__GOAL__.
Return the count of lines that mention "Российская", with no other words.

__DATASET ROWS__.
^^^^

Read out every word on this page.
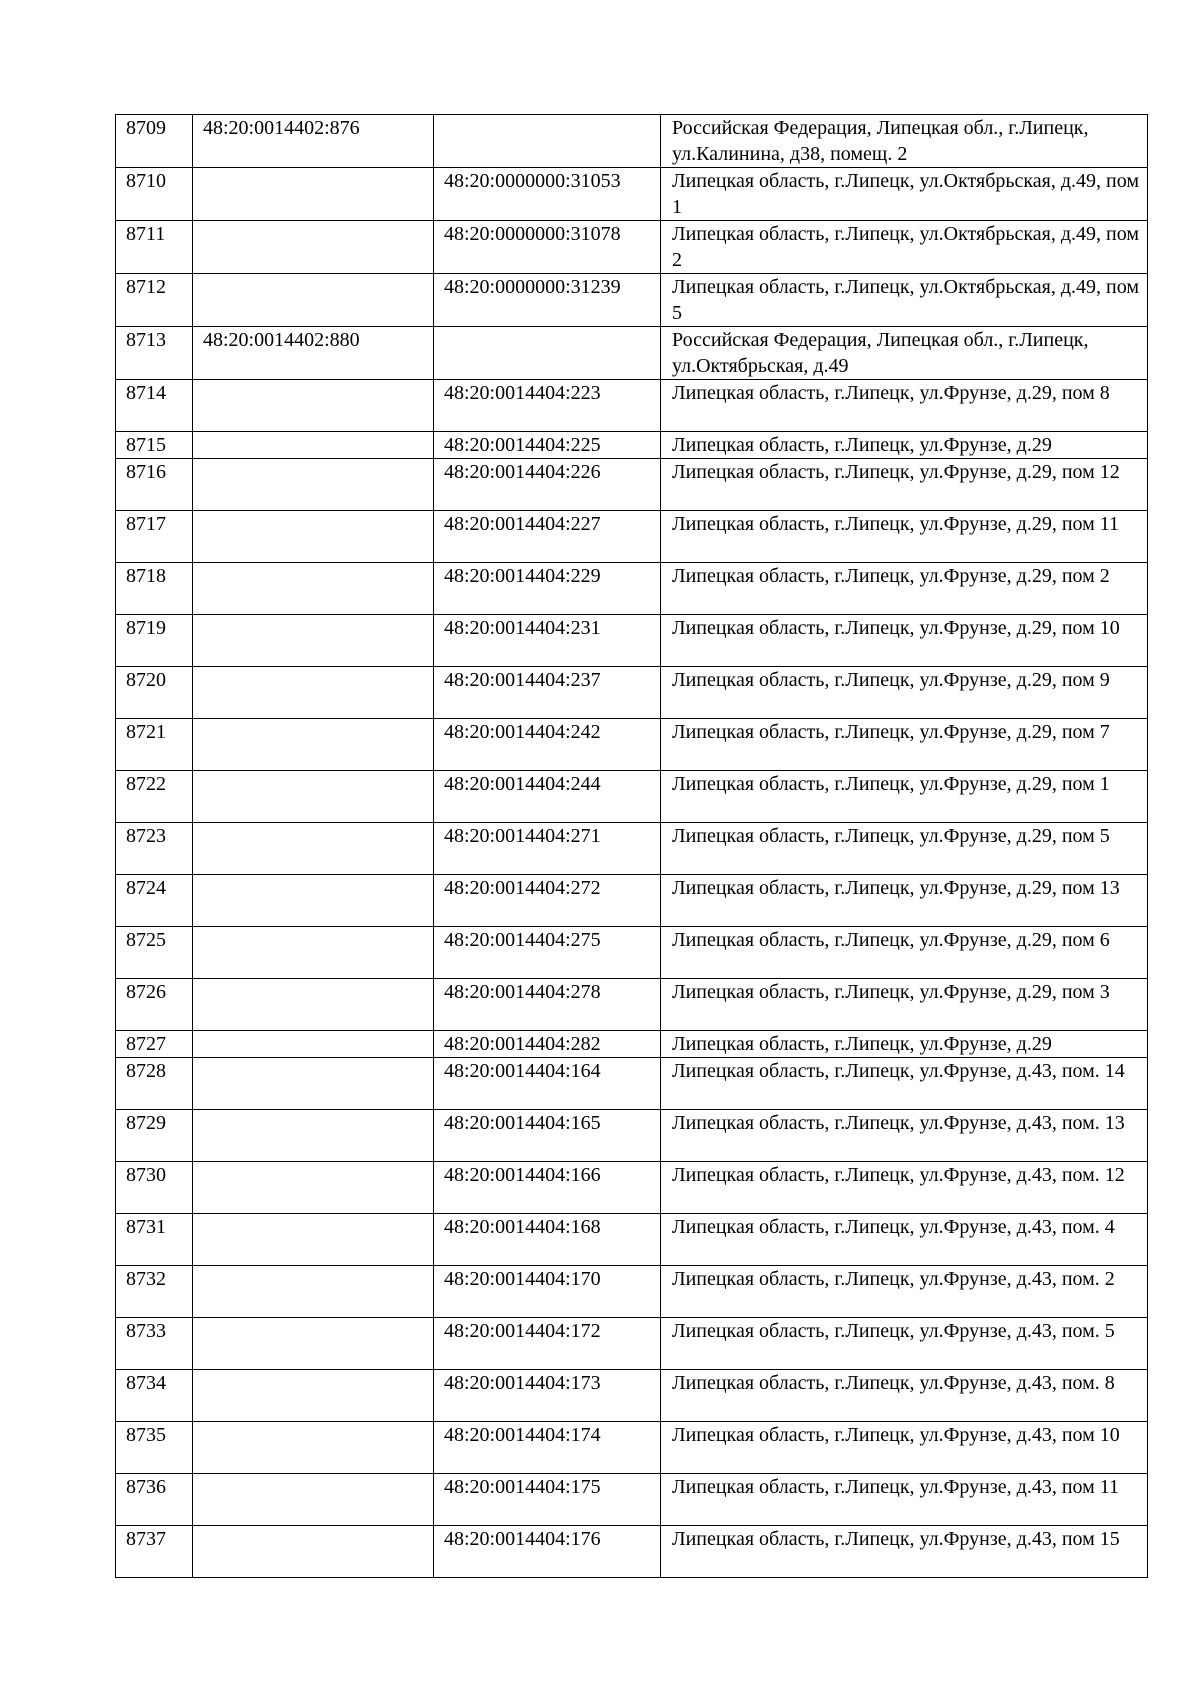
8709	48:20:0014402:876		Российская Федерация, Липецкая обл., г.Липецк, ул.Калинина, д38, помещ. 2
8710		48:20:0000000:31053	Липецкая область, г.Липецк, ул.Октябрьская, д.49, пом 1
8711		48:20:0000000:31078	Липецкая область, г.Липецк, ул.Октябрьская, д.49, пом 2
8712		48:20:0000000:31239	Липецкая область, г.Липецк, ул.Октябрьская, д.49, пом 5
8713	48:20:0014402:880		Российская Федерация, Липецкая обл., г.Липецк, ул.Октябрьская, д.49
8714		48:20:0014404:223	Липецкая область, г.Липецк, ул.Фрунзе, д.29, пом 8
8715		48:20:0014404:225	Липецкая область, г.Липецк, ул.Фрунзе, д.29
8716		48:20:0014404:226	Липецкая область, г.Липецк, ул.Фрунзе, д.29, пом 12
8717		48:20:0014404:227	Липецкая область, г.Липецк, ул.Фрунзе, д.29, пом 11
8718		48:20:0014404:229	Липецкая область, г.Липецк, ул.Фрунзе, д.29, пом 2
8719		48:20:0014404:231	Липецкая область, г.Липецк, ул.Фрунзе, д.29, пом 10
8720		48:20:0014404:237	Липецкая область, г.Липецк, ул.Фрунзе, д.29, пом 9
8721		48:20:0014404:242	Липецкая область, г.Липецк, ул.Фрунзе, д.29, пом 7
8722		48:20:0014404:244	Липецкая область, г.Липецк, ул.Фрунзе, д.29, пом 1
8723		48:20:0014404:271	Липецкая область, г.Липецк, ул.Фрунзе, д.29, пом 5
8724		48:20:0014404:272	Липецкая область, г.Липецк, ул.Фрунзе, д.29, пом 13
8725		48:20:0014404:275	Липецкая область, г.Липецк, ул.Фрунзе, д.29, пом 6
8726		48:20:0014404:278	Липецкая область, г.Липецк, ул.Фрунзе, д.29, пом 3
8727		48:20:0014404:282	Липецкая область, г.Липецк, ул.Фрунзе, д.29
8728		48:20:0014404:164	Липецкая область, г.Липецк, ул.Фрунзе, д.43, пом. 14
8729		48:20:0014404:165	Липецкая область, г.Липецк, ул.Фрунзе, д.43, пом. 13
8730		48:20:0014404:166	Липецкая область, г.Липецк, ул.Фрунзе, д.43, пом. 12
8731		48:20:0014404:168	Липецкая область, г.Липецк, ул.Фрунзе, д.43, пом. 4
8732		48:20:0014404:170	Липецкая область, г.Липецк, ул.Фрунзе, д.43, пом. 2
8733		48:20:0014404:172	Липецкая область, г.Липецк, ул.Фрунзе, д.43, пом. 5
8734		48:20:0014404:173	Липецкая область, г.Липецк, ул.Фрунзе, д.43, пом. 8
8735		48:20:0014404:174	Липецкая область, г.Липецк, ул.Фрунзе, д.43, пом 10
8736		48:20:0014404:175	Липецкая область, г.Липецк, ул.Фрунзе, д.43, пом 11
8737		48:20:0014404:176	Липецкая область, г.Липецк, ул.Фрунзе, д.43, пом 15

^^^^

__COMPLETE ANSWER__.
2